Prompt: How many lines in this data contain the string "color"? Reply with the number only.

══════

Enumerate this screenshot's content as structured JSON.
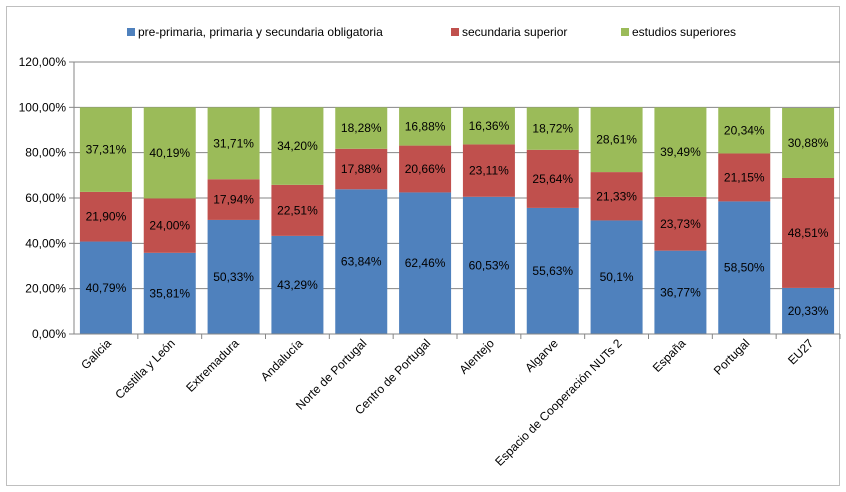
{
  "chart_data": {
    "type": "bar",
    "stacked": true,
    "title": "",
    "xlabel": "",
    "ylabel": "",
    "ylim": [
      0,
      120
    ],
    "y_ticks": [
      "0,00%",
      "20,00%",
      "40,00%",
      "60,00%",
      "80,00%",
      "100,00%",
      "120,00%"
    ],
    "grid": true,
    "legend_position": "top",
    "categories": [
      "Galicia",
      "Castilla y León",
      "Extremadura",
      "Andalucía",
      "Norte de Portugal",
      "Centro de Portugal",
      "Alentejo",
      "Algarve",
      "Espacio de Cooperación NUTs 2",
      "España",
      "Portugal",
      "EU27"
    ],
    "series": [
      {
        "name": "pre-primaria, primaria y secundaria obligatoria",
        "color": "#4f81bd",
        "values": [
          40.79,
          35.81,
          50.33,
          43.29,
          63.84,
          62.46,
          60.53,
          55.63,
          50.1,
          36.77,
          58.5,
          20.33
        ],
        "labels": [
          "40,79%",
          "35,81%",
          "50,33%",
          "43,29%",
          "63,84%",
          "62,46%",
          "60,53%",
          "55,63%",
          "50,1%",
          "36,77%",
          "58,50%",
          "20,33%"
        ]
      },
      {
        "name": "secundaria superior",
        "color": "#c0504d",
        "values": [
          21.9,
          24.0,
          17.94,
          22.51,
          17.88,
          20.66,
          23.11,
          25.64,
          21.33,
          23.73,
          21.15,
          48.51
        ],
        "labels": [
          "21,90%",
          "24,00%",
          "17,94%",
          "22,51%",
          "17,88%",
          "20,66%",
          "23,11%",
          "25,64%",
          "21,33%",
          "23,73%",
          "21,15%",
          "48,51%"
        ]
      },
      {
        "name": "estudios superiores",
        "color": "#9bbb59",
        "values": [
          37.31,
          40.19,
          31.71,
          34.2,
          18.28,
          16.88,
          16.36,
          18.72,
          28.61,
          39.49,
          20.34,
          30.88
        ],
        "labels": [
          "37,31%",
          "40,19%",
          "31,71%",
          "34,20%",
          "18,28%",
          "16,88%",
          "16,36%",
          "18,72%",
          "28,61%",
          "39,49%",
          "20,34%",
          "30,88%"
        ]
      }
    ]
  }
}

══════

Task result: 3